• Directive
Revise the source data below by replacing "Evening Time" with "Nighttime" wherever it occurs. Keep every other character unchanged.

Source data:

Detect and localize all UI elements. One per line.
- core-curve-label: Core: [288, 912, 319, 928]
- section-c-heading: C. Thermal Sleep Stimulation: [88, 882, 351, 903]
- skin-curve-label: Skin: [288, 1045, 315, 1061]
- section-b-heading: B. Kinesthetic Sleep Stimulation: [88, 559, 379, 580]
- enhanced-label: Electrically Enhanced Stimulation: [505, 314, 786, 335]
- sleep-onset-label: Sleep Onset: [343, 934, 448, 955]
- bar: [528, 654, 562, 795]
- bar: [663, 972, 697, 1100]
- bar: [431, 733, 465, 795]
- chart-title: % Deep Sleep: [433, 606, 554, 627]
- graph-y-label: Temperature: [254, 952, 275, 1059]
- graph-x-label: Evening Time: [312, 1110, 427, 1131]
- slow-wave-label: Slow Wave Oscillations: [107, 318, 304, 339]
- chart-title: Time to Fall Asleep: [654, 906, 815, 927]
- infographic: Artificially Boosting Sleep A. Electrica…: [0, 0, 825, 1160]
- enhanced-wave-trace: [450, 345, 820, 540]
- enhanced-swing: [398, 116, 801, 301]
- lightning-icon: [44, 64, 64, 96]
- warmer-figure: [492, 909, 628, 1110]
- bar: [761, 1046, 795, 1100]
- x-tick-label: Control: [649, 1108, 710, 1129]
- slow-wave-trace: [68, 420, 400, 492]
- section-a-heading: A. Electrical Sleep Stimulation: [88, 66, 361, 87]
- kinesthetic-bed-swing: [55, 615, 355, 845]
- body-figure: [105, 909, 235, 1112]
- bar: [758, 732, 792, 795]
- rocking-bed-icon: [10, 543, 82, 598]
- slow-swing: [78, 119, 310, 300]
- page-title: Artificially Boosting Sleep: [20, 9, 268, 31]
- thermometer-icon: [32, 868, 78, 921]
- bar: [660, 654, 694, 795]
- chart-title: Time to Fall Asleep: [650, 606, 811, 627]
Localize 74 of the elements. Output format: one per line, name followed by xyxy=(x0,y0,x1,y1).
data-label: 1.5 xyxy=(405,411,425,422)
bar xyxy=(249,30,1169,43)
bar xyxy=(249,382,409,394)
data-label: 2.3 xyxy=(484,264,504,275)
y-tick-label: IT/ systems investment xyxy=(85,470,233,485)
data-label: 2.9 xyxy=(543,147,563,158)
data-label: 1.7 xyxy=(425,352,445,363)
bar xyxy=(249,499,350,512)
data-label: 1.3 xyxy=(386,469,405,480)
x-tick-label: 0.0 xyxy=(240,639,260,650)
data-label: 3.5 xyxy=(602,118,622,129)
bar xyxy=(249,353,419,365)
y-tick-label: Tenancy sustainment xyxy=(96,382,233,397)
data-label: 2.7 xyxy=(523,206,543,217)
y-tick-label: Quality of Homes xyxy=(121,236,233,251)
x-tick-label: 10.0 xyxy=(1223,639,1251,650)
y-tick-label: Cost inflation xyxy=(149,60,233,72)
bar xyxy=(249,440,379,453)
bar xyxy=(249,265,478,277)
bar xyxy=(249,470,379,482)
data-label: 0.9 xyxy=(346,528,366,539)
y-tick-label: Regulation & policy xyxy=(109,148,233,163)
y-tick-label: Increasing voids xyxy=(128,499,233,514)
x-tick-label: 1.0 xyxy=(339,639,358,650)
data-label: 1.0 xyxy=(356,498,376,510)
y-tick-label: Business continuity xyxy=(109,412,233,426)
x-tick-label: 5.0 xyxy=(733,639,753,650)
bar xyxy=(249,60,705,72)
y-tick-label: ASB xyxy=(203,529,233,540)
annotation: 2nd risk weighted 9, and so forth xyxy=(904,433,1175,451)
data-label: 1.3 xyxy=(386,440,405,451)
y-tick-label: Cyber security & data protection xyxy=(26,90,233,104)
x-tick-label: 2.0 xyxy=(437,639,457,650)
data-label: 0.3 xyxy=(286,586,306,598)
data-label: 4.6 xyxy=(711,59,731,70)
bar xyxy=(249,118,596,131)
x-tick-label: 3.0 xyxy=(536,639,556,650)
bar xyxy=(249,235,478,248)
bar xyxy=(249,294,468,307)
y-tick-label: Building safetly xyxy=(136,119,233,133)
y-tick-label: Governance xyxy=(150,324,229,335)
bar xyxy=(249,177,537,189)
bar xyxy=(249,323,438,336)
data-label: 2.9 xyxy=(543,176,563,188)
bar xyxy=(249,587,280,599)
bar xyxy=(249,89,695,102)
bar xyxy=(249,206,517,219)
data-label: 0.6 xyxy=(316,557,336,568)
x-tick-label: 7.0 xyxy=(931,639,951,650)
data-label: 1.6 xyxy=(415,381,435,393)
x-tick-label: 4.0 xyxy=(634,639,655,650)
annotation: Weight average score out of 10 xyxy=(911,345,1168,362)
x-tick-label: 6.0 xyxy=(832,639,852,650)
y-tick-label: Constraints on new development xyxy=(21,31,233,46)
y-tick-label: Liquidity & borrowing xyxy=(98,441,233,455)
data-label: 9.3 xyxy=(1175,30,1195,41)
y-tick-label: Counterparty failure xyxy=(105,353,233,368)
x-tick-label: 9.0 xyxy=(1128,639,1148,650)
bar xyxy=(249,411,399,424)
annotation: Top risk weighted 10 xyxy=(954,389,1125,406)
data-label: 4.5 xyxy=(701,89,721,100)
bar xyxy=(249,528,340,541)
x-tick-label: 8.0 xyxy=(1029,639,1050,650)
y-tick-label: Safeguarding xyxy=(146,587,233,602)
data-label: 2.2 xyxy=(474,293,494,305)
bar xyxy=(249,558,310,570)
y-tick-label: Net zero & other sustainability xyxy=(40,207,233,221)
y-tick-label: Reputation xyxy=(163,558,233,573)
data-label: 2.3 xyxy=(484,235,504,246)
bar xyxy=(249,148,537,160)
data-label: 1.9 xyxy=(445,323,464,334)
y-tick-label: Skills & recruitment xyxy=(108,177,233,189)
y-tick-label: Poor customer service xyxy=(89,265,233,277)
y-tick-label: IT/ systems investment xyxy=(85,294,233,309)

• Exercise output
Detect and localize all UI elements. One per line.
- core-curve-label: Core: [288, 912, 319, 928]
- section-c-heading: C. Thermal Sleep Stimulation: [88, 882, 351, 903]
- skin-curve-label: Skin: [288, 1045, 315, 1061]
- section-b-heading: B. Kinesthetic Sleep Stimulation: [88, 559, 379, 580]
- enhanced-label: Electrically Enhanced Stimulation: [505, 314, 786, 335]
- sleep-onset-label: Sleep Onset: [343, 934, 448, 955]
- bar: [528, 654, 562, 795]
- bar: [663, 972, 697, 1100]
- bar: [431, 733, 465, 795]
- chart-title: % Deep Sleep: [433, 606, 554, 627]
- graph-y-label: Temperature: [254, 952, 275, 1059]
- graph-x-label: Nighttime: [312, 1110, 427, 1131]
- slow-wave-label: Slow Wave Oscillations: [107, 318, 304, 339]
- chart-title: Time to Fall Asleep: [654, 906, 815, 927]
- infographic: Artificially Boosting Sleep A. Electrica…: [0, 0, 825, 1160]
- enhanced-wave-trace: [450, 345, 820, 540]
- enhanced-swing: [398, 116, 801, 301]
- lightning-icon: [44, 64, 64, 96]
- warmer-figure: [492, 909, 628, 1110]
- bar: [761, 1046, 795, 1100]
- x-tick-label: Control: [649, 1108, 710, 1129]
- slow-wave-trace: [68, 420, 400, 492]
- section-a-heading: A. Electrical Sleep Stimulation: [88, 66, 361, 87]
- kinesthetic-bed-swing: [55, 615, 355, 845]
- body-figure: [105, 909, 235, 1112]
- bar: [758, 732, 792, 795]
- rocking-bed-icon: [10, 543, 82, 598]
- slow-swing: [78, 119, 310, 300]
- page-title: Artificially Boosting Sleep: [20, 9, 268, 31]
- thermometer-icon: [32, 868, 78, 921]
- bar: [660, 654, 694, 795]
- chart-title: Time to Fall Asleep: [650, 606, 811, 627]
Localize 74 of the elements. Output format: one per line, name followed by xyxy=(x0,y0,x1,y1).
data-label: 1.5 xyxy=(405,411,425,422)
bar xyxy=(249,30,1169,43)
bar xyxy=(249,382,409,394)
data-label: 2.3 xyxy=(484,264,504,275)
y-tick-label: IT/ systems investment xyxy=(85,470,233,485)
data-label: 2.9 xyxy=(543,147,563,158)
data-label: 1.7 xyxy=(425,352,445,363)
bar xyxy=(249,499,350,512)
data-label: 1.3 xyxy=(386,469,405,480)
x-tick-label: 0.0 xyxy=(240,639,260,650)
data-label: 3.5 xyxy=(602,118,622,129)
bar xyxy=(249,353,419,365)
y-tick-label: Tenancy sustainment xyxy=(96,382,233,397)
data-label: 2.7 xyxy=(523,206,543,217)
y-tick-label: Quality of Homes xyxy=(121,236,233,251)
x-tick-label: 10.0 xyxy=(1223,639,1251,650)
y-tick-label: Cost inflation xyxy=(149,60,233,72)
bar xyxy=(249,440,379,453)
bar xyxy=(249,265,478,277)
bar xyxy=(249,470,379,482)
data-label: 0.9 xyxy=(346,528,366,539)
y-tick-label: Regulation & policy xyxy=(109,148,233,163)
y-tick-label: Increasing voids xyxy=(128,499,233,514)
x-tick-label: 1.0 xyxy=(339,639,358,650)
data-label: 1.0 xyxy=(356,498,376,510)
y-tick-label: Business continuity xyxy=(109,412,233,426)
x-tick-label: 5.0 xyxy=(733,639,753,650)
bar xyxy=(249,60,705,72)
y-tick-label: ASB xyxy=(203,529,233,540)
annotation: 2nd risk weighted 9, and so forth xyxy=(904,433,1175,451)
data-label: 1.3 xyxy=(386,440,405,451)
y-tick-label: Cyber security & data protection xyxy=(26,90,233,104)
x-tick-label: 2.0 xyxy=(437,639,457,650)
data-label: 0.3 xyxy=(286,586,306,598)
data-label: 4.6 xyxy=(711,59,731,70)
bar xyxy=(249,118,596,131)
x-tick-label: 3.0 xyxy=(536,639,556,650)
bar xyxy=(249,235,478,248)
bar xyxy=(249,294,468,307)
y-tick-label: Building safetly xyxy=(136,119,233,133)
y-tick-label: Governance xyxy=(150,324,229,335)
bar xyxy=(249,177,537,189)
bar xyxy=(249,323,438,336)
data-label: 2.9 xyxy=(543,176,563,188)
bar xyxy=(249,587,280,599)
bar xyxy=(249,89,695,102)
bar xyxy=(249,206,517,219)
data-label: 0.6 xyxy=(316,557,336,568)
x-tick-label: 7.0 xyxy=(931,639,951,650)
data-label: 1.6 xyxy=(415,381,435,393)
x-tick-label: 4.0 xyxy=(634,639,655,650)
annotation: Weight average score out of 10 xyxy=(911,345,1168,362)
x-tick-label: 6.0 xyxy=(832,639,852,650)
y-tick-label: Constraints on new development xyxy=(21,31,233,46)
y-tick-label: Liquidity & borrowing xyxy=(98,441,233,455)
data-label: 9.3 xyxy=(1175,30,1195,41)
y-tick-label: Counterparty failure xyxy=(105,353,233,368)
x-tick-label: 9.0 xyxy=(1128,639,1148,650)
bar xyxy=(249,411,399,424)
annotation: Top risk weighted 10 xyxy=(954,389,1125,406)
data-label: 4.5 xyxy=(701,89,721,100)
bar xyxy=(249,528,340,541)
x-tick-label: 8.0 xyxy=(1029,639,1050,650)
y-tick-label: Safeguarding xyxy=(146,587,233,602)
data-label: 2.2 xyxy=(474,293,494,305)
bar xyxy=(249,558,310,570)
y-tick-label: Net zero & other sustainability xyxy=(40,207,233,221)
y-tick-label: Reputation xyxy=(163,558,233,573)
data-label: 2.3 xyxy=(484,235,504,246)
bar xyxy=(249,148,537,160)
data-label: 1.9 xyxy=(445,323,464,334)
y-tick-label: Skills & recruitment xyxy=(108,177,233,189)
y-tick-label: Poor customer service xyxy=(89,265,233,277)
y-tick-label: IT/ systems investment xyxy=(85,294,233,309)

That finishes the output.